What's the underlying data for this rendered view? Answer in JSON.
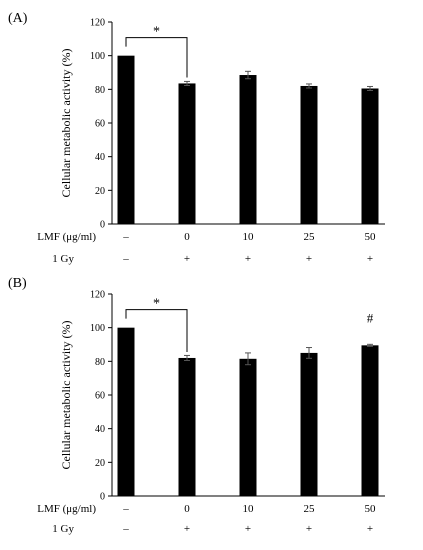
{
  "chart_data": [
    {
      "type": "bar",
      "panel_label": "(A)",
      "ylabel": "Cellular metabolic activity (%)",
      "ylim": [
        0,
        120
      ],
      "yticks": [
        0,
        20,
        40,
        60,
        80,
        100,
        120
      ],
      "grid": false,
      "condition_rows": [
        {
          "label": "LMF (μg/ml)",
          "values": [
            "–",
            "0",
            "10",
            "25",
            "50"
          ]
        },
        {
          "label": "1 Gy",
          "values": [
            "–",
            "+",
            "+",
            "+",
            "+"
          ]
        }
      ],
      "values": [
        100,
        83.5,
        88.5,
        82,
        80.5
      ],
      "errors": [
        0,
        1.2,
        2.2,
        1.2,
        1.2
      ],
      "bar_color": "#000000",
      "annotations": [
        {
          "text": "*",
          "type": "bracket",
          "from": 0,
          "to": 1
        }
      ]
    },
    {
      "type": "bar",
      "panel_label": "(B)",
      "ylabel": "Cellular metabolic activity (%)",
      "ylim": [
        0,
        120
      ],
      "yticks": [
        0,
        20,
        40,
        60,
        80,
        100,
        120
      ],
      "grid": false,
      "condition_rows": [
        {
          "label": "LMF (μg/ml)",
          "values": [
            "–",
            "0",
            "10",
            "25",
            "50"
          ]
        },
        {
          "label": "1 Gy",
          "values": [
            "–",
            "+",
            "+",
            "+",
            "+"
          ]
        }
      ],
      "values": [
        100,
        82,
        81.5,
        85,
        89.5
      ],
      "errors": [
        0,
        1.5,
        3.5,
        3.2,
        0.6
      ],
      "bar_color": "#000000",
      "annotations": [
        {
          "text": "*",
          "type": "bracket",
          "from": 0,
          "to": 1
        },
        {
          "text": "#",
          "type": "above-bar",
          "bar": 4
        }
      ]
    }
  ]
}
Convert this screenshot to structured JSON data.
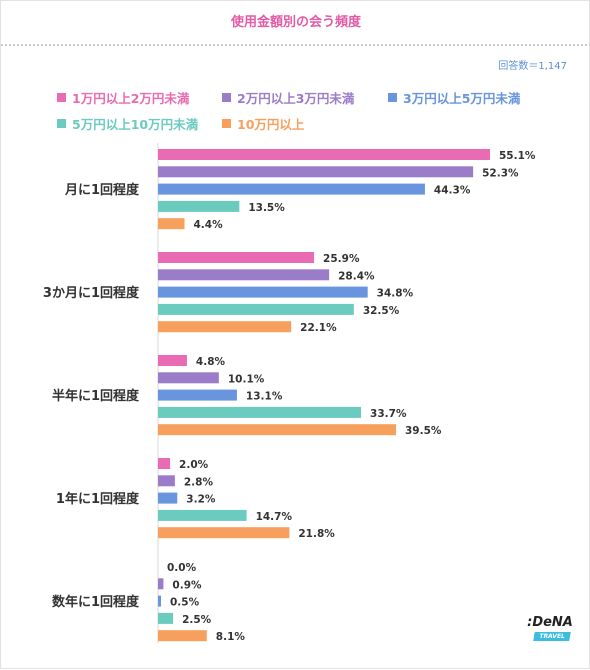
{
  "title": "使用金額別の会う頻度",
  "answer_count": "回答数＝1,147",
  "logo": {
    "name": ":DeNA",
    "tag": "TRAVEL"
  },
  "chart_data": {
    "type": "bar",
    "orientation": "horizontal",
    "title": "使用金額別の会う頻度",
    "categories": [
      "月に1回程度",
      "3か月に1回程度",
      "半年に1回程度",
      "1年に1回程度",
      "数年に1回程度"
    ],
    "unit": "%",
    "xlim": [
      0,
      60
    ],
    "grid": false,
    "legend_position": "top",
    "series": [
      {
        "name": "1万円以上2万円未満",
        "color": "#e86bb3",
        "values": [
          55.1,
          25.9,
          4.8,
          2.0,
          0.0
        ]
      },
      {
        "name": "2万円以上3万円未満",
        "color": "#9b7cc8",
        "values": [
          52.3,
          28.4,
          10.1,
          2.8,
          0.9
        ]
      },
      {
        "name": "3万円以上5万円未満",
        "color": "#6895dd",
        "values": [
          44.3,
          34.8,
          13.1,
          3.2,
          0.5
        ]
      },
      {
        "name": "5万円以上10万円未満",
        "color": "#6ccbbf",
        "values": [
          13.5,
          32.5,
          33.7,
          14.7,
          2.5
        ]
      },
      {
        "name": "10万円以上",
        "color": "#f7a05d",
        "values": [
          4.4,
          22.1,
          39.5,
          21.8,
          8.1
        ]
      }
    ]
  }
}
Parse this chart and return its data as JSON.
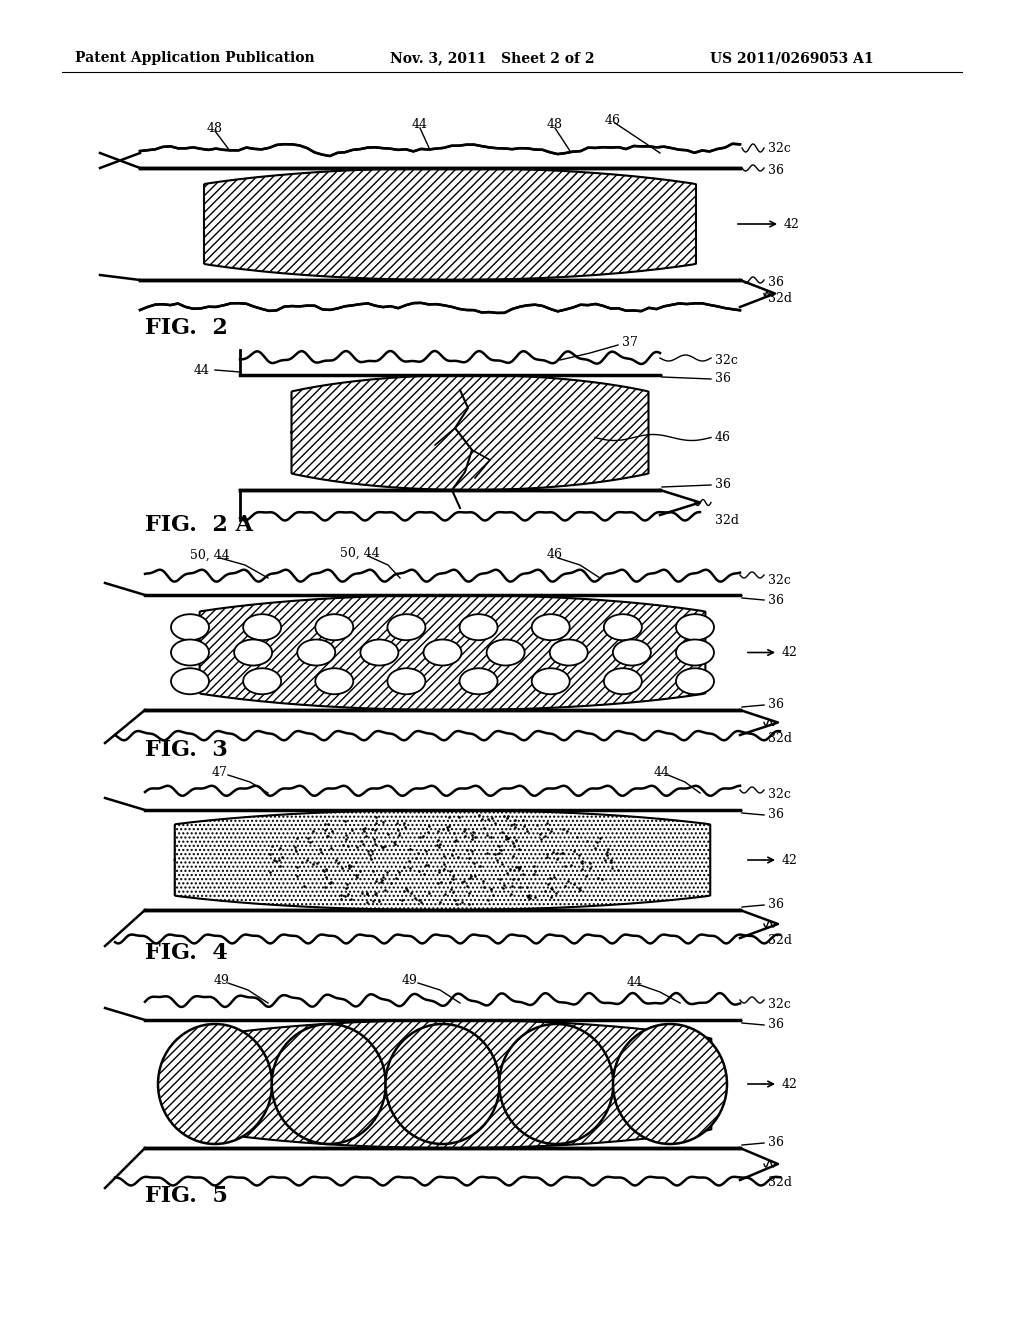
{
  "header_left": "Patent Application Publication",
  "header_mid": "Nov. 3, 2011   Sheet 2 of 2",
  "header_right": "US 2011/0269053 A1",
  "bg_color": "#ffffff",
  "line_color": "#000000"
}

TASK INSTRUCTIONS: Copy the data word for word. Pictures do not go in the copy.

REPLY:
What's the underlying data for this rendered view? Answer in JSON.
{
  "chart_data": [
    {
      "type": "bar",
      "panel_label": "(A)",
      "ylabel": "Cellular metabolic activity (%)",
      "ylim": [
        0,
        120
      ],
      "yticks": [
        0,
        20,
        40,
        60,
        80,
        100,
        120
      ],
      "grid": false,
      "condition_rows": [
        {
          "label": "LMF (μg/ml)",
          "values": [
            "–",
            "0",
            "10",
            "25",
            "50"
          ]
        },
        {
          "label": "1 Gy",
          "values": [
            "–",
            "+",
            "+",
            "+",
            "+"
          ]
        }
      ],
      "values": [
        100,
        83.5,
        88.5,
        82,
        80.5
      ],
      "errors": [
        0,
        1.2,
        2.2,
        1.2,
        1.2
      ],
      "bar_color": "#000000",
      "annotations": [
        {
          "text": "*",
          "type": "bracket",
          "from": 0,
          "to": 1
        }
      ]
    },
    {
      "type": "bar",
      "panel_label": "(B)",
      "ylabel": "Cellular metabolic activity (%)",
      "ylim": [
        0,
        120
      ],
      "yticks": [
        0,
        20,
        40,
        60,
        80,
        100,
        120
      ],
      "grid": false,
      "condition_rows": [
        {
          "label": "LMF (μg/ml)",
          "values": [
            "–",
            "0",
            "10",
            "25",
            "50"
          ]
        },
        {
          "label": "1 Gy",
          "values": [
            "–",
            "+",
            "+",
            "+",
            "+"
          ]
        }
      ],
      "values": [
        100,
        82,
        81.5,
        85,
        89.5
      ],
      "errors": [
        0,
        1.5,
        3.5,
        3.2,
        0.6
      ],
      "bar_color": "#000000",
      "annotations": [
        {
          "text": "*",
          "type": "bracket",
          "from": 0,
          "to": 1
        },
        {
          "text": "#",
          "type": "above-bar",
          "bar": 4
        }
      ]
    }
  ]
}
Convert this screenshot to structured JSON data.
{
  "title": "使用金額別の会う頻度",
  "answer_count": "回答数＝1,147",
  "logo": {
    "name": ":DeNA",
    "tag": "TRAVEL"
  },
  "chart_data": {
    "type": "bar",
    "orientation": "horizontal",
    "title": "使用金額別の会う頻度",
    "categories": [
      "月に1回程度",
      "3か月に1回程度",
      "半年に1回程度",
      "1年に1回程度",
      "数年に1回程度"
    ],
    "unit": "%",
    "xlim": [
      0,
      60
    ],
    "grid": false,
    "legend_position": "top",
    "series": [
      {
        "name": "1万円以上2万円未満",
        "color": "#e86bb3",
        "values": [
          55.1,
          25.9,
          4.8,
          2.0,
          0.0
        ]
      },
      {
        "name": "2万円以上3万円未満",
        "color": "#9b7cc8",
        "values": [
          52.3,
          28.4,
          10.1,
          2.8,
          0.9
        ]
      },
      {
        "name": "3万円以上5万円未満",
        "color": "#6895dd",
        "values": [
          44.3,
          34.8,
          13.1,
          3.2,
          0.5
        ]
      },
      {
        "name": "5万円以上10万円未満",
        "color": "#6ccbbf",
        "values": [
          13.5,
          32.5,
          33.7,
          14.7,
          2.5
        ]
      },
      {
        "name": "10万円以上",
        "color": "#f7a05d",
        "values": [
          4.4,
          22.1,
          39.5,
          21.8,
          8.1
        ]
      }
    ]
  }
}
Parse this chart and return its data as JSON.
{
  "header_left": "Patent Application Publication",
  "header_mid": "Nov. 3, 2011   Sheet 2 of 2",
  "header_right": "US 2011/0269053 A1",
  "bg_color": "#ffffff",
  "line_color": "#000000"
}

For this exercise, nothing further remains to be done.